» PROVIDED DATA:
************

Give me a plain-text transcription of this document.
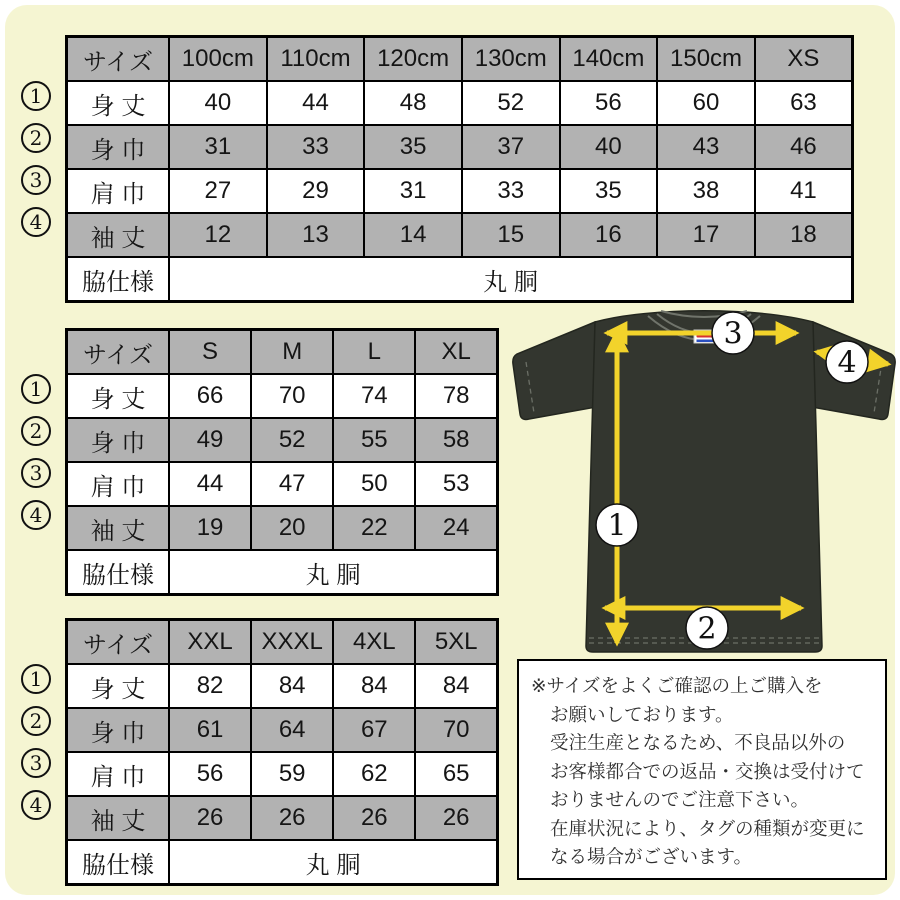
1
2
3
4
1
2
3
4
1
2
3
4
サイズ	100cm	110cm	120cm	130cm	140cm	150cm	XS
身 丈	40	44	48	52	56	60	63
身 巾	31	33	35	37	40	43	46
肩 巾	27	29	31	33	35	38	41
袖 丈	12	13	14	15	16	17	18
脇仕様	丸 胴						
サイズ	S	M	L	XL
身 丈	66	70	74	78
身 巾	49	52	55	58
肩 巾	44	47	50	53
袖 丈	19	20	22	24
脇仕様	丸 胴			
サイズ	XXL	XXXL	4XL	5XL
身 丈	82	84	84	84
身 巾	61	64	67	70
肩 巾	56	59	62	65
袖 丈	26	26	26	26
脇仕様	丸 胴			
3
4
1
2
※サイズをよくご確認の上ご購入を
お願いしております。
受注生産となるため、不良品以外の
お客様都合での返品・交換は受付けて
おりませんのでご注意下さい。
在庫状況により、タグの種類が変更に
なる場合がございます。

************

» EXERCISE TASK: Print all the records again exactly; do not include any picture.

» FULL RESPONSE:
Give me a plain-text transcription of this document.
1
2
3
4
1
2
3
4
1
2
3
4
サイズ	100cm	110cm	120cm	130cm	140cm	150cm	XS
身 丈	40	44	48	52	56	60	63
身 巾	31	33	35	37	40	43	46
肩 巾	27	29	31	33	35	38	41
袖 丈	12	13	14	15	16	17	18
脇仕様	丸 胴						
サイズ	S	M	L	XL
身 丈	66	70	74	78
身 巾	49	52	55	58
肩 巾	44	47	50	53
袖 丈	19	20	22	24
脇仕様	丸 胴			
サイズ	XXL	XXXL	4XL	5XL
身 丈	82	84	84	84
身 巾	61	64	67	70
肩 巾	56	59	62	65
袖 丈	26	26	26	26
脇仕様	丸 胴			
3
4
1
2
※サイズをよくご確認の上ご購入を
お願いしております。
受注生産となるため、不良品以外の
お客様都合での返品・交換は受付けて
おりませんのでご注意下さい。
在庫状況により、タグの種類が変更に
なる場合がございます。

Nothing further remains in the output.